PROBLEM DETAILS:
Identify each line in the records below that contains the word "Loader", and copy it.

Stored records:
:::::

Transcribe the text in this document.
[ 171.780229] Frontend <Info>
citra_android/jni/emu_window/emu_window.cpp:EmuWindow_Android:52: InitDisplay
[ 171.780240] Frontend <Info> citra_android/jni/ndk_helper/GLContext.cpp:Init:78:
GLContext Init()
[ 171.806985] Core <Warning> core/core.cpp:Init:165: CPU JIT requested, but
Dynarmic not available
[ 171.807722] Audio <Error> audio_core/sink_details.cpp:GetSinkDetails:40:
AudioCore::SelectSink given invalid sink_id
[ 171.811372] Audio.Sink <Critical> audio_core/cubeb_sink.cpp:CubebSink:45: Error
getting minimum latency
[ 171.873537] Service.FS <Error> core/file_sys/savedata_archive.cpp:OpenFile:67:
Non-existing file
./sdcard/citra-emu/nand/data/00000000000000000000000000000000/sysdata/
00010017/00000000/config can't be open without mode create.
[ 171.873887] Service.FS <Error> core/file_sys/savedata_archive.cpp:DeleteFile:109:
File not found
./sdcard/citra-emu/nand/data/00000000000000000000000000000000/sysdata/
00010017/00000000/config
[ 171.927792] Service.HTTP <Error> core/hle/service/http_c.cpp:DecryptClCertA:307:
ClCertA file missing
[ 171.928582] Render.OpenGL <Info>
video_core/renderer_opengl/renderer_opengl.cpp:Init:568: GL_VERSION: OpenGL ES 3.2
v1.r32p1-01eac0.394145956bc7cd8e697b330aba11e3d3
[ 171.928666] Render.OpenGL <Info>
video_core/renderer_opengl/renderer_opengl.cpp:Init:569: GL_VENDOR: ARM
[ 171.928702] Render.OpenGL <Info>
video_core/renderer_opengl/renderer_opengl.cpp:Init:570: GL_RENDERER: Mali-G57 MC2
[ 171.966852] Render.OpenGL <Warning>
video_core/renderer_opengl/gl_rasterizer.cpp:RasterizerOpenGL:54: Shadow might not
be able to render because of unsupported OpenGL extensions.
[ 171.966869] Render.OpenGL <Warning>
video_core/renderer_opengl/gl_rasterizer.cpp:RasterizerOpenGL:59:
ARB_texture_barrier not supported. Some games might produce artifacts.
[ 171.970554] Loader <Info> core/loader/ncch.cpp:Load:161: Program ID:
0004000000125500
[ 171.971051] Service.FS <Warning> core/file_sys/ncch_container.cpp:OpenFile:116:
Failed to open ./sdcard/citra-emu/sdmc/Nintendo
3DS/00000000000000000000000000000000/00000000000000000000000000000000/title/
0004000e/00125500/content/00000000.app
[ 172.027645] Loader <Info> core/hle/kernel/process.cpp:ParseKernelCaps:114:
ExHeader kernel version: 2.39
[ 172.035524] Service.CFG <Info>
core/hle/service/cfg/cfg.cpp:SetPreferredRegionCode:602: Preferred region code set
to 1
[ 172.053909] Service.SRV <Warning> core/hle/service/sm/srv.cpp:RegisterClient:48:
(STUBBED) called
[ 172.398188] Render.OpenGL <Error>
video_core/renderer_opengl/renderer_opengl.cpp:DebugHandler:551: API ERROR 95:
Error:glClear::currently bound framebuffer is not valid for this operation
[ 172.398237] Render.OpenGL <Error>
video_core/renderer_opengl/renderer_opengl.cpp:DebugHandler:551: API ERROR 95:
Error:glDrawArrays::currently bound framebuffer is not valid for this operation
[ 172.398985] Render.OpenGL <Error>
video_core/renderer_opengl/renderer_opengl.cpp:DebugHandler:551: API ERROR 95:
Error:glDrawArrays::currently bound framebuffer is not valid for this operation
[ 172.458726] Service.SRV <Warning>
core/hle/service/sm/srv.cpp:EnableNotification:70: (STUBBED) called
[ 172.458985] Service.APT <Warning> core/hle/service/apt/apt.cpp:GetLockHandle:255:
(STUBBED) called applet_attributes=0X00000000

:::::

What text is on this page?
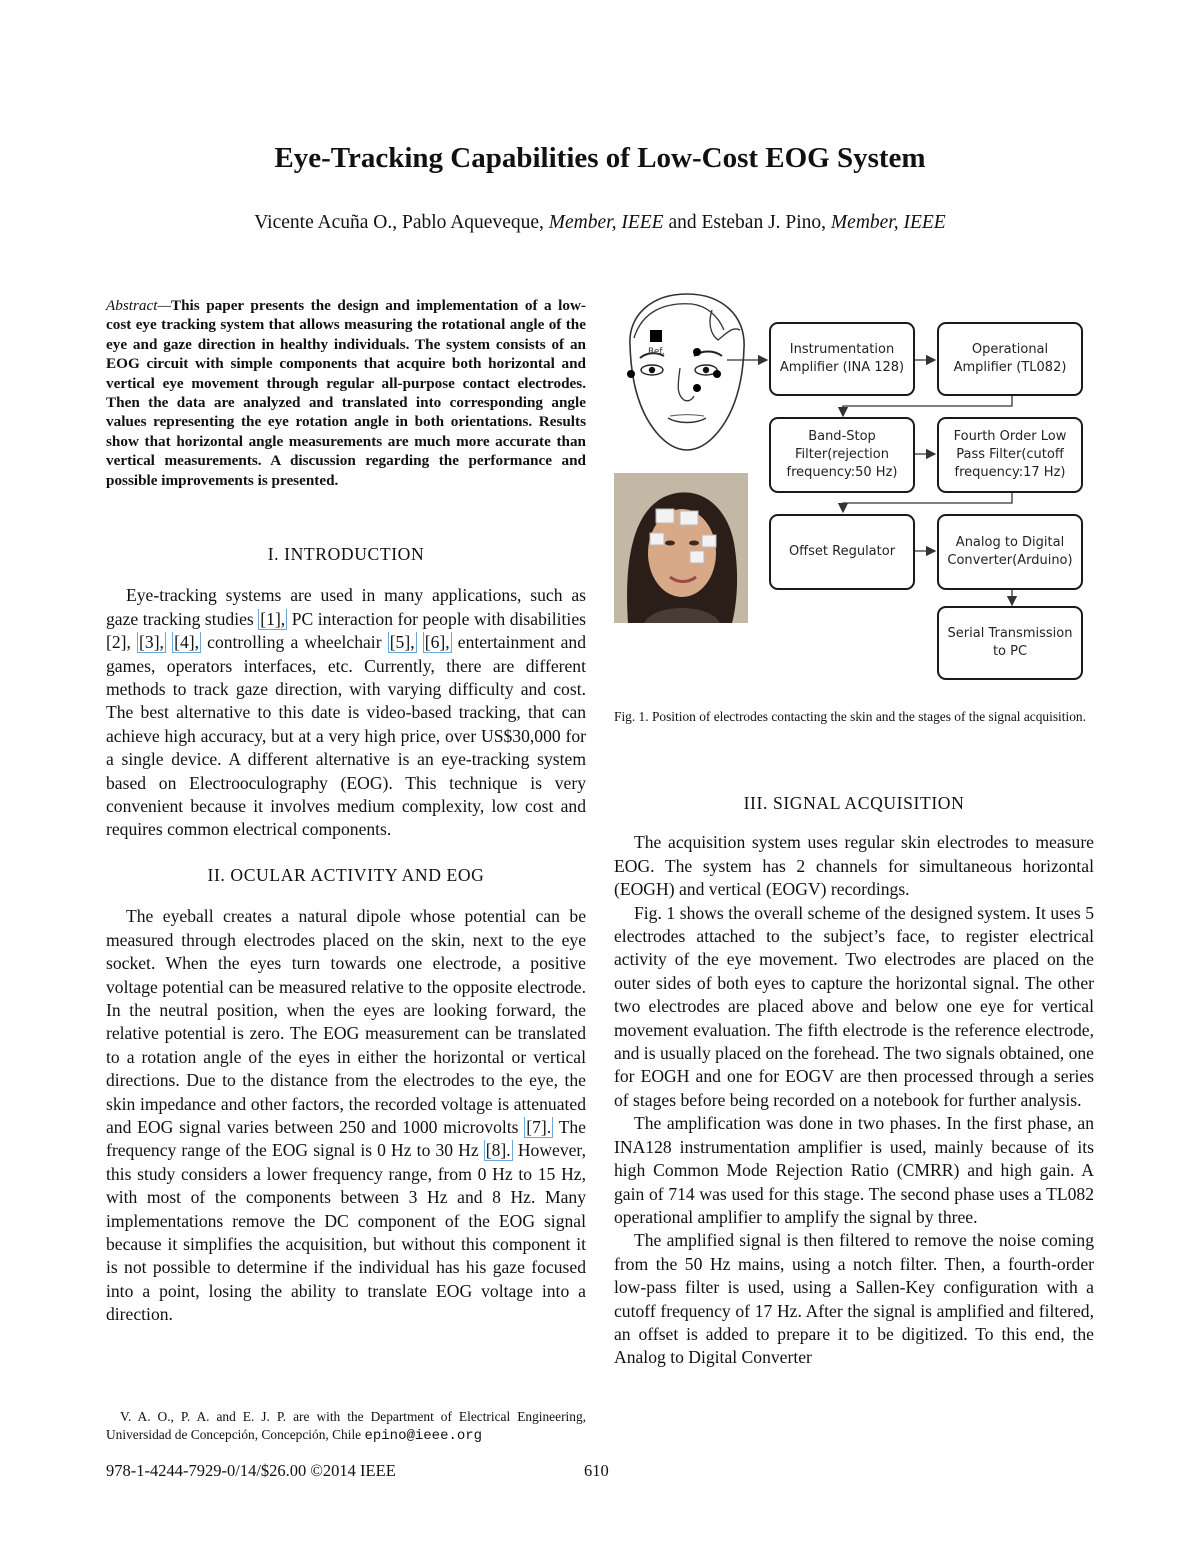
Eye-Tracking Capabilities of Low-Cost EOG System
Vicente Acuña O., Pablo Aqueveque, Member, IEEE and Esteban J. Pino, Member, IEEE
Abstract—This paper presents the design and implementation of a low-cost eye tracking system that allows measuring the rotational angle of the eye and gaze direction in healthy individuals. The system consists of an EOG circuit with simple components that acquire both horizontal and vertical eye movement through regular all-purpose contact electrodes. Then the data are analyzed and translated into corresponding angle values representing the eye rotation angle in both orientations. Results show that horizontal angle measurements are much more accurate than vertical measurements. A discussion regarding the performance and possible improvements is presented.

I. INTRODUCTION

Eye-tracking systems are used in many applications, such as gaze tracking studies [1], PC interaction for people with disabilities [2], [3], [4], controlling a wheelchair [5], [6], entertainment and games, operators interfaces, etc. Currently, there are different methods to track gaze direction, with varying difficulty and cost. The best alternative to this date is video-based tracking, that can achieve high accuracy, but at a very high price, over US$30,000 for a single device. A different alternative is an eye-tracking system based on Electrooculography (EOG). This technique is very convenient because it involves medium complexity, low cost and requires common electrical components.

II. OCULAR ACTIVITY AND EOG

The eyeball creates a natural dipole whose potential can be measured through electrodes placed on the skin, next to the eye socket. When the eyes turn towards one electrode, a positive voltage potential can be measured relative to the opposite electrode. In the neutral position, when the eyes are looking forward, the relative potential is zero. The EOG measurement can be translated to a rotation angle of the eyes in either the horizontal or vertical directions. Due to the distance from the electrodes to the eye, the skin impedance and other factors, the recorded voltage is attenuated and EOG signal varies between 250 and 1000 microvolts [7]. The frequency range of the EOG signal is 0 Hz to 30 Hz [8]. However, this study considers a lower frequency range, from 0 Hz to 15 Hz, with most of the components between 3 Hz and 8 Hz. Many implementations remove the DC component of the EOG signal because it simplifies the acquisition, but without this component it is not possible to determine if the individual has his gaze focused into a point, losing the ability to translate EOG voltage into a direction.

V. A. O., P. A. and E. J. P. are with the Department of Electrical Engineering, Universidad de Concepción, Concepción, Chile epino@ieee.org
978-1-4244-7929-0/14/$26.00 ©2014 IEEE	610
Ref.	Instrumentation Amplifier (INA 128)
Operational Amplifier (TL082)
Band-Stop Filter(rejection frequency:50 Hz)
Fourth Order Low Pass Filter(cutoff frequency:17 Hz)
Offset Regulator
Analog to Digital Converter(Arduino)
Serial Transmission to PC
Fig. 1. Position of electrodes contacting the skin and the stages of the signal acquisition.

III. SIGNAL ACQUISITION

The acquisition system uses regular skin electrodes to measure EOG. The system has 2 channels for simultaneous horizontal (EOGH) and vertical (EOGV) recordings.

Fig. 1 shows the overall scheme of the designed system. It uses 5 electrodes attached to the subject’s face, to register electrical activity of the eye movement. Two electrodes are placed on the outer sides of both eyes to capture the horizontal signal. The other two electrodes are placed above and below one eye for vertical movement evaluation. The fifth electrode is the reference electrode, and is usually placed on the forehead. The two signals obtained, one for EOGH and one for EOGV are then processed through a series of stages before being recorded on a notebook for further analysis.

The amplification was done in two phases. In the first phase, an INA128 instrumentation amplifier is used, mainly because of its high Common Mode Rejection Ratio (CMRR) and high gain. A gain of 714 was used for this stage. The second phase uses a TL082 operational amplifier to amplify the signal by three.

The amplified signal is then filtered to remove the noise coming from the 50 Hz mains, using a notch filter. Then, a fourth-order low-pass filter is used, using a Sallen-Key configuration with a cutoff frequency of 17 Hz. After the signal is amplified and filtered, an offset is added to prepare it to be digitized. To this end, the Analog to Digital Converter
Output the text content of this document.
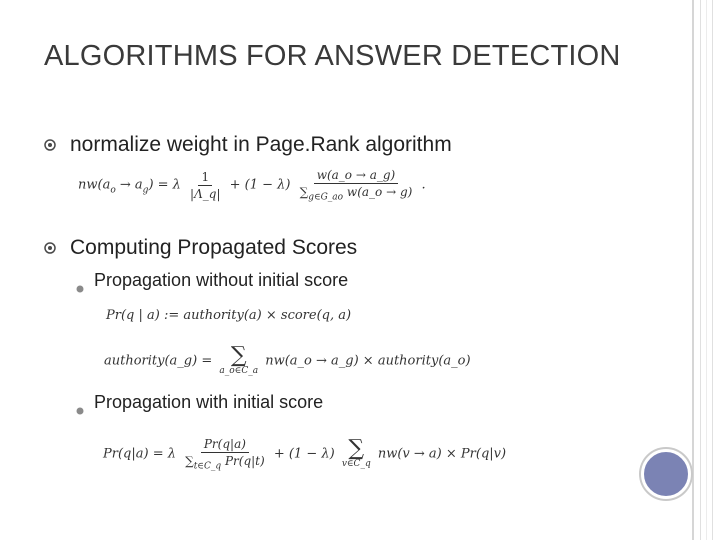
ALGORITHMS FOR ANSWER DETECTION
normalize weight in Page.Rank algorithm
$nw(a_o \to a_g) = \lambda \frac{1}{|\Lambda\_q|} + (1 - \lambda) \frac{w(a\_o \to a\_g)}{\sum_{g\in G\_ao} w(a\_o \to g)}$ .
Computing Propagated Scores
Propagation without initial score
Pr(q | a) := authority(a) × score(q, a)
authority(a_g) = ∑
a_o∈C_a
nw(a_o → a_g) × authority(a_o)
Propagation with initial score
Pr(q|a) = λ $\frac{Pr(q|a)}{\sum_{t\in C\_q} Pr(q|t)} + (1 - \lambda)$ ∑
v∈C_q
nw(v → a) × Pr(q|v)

:::::

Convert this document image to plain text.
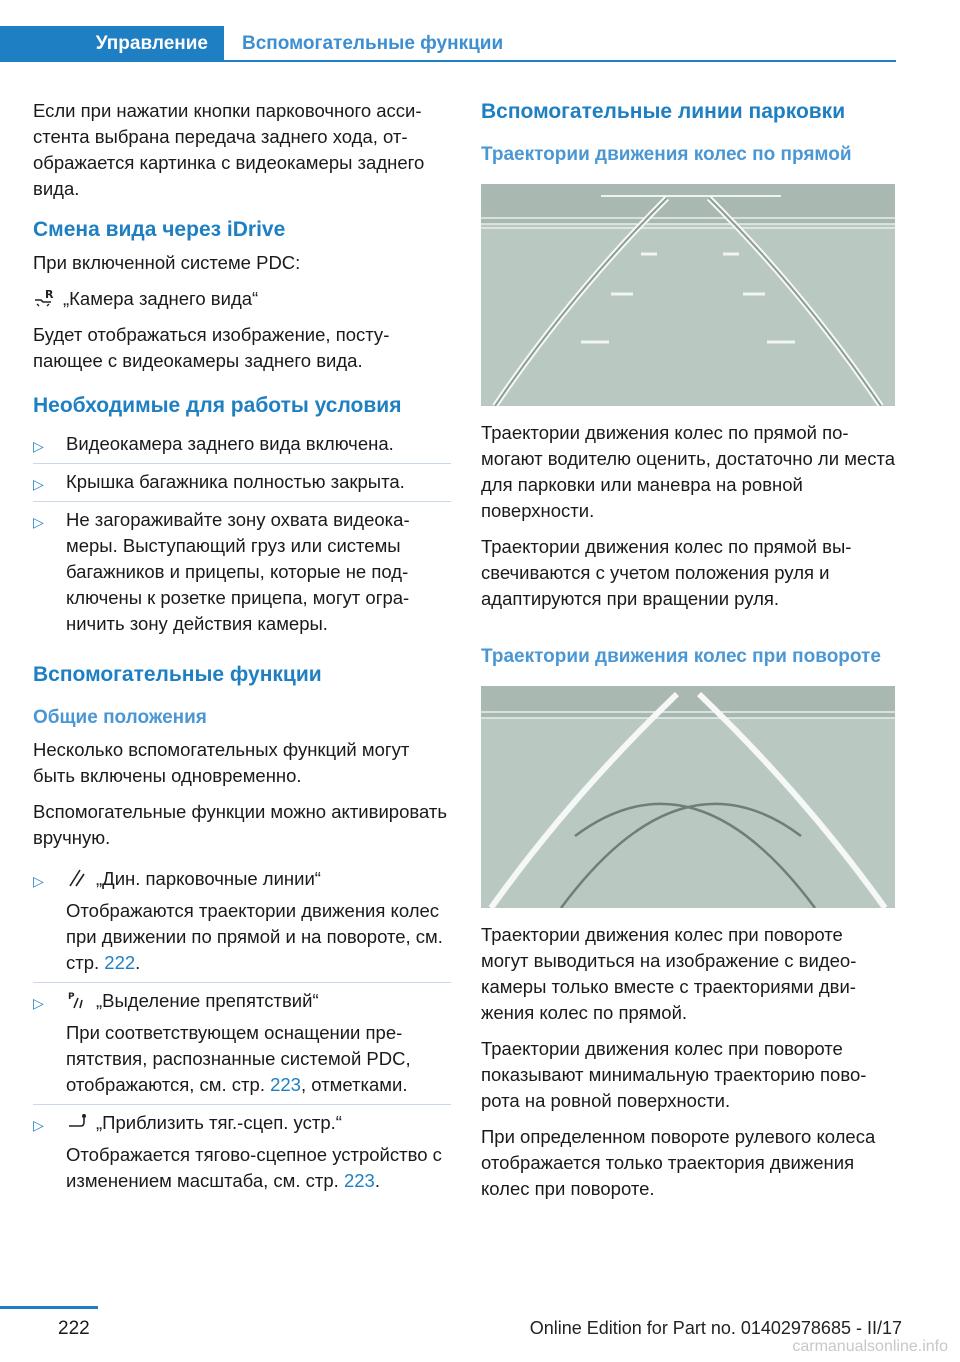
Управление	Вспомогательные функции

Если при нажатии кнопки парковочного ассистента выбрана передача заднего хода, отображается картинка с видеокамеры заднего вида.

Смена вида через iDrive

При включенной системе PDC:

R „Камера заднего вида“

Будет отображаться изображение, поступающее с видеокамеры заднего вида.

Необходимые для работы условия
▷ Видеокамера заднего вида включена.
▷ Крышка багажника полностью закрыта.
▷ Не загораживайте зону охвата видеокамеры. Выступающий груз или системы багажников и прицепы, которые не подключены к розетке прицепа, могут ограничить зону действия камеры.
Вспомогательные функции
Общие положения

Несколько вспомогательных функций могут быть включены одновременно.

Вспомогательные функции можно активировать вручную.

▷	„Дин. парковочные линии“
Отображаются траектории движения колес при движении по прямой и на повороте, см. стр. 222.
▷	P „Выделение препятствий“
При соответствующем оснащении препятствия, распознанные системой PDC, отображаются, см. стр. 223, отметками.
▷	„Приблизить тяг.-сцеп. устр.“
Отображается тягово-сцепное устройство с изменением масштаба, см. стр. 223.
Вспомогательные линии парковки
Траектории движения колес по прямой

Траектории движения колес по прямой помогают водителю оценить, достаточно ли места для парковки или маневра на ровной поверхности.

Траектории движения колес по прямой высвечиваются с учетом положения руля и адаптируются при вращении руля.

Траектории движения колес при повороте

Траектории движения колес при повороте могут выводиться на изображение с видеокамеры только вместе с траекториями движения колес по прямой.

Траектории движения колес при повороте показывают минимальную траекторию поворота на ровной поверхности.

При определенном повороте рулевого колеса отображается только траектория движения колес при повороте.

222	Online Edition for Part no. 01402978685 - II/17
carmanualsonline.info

:::::

TASK SOLUTION:
[ 171.970554] Loader <Info> core/loader/ncch.cpp:Load:161: Program ID:
[ 172.027645] Loader <Info> core/hle/kernel/process.cpp:ParseKernelCaps:114:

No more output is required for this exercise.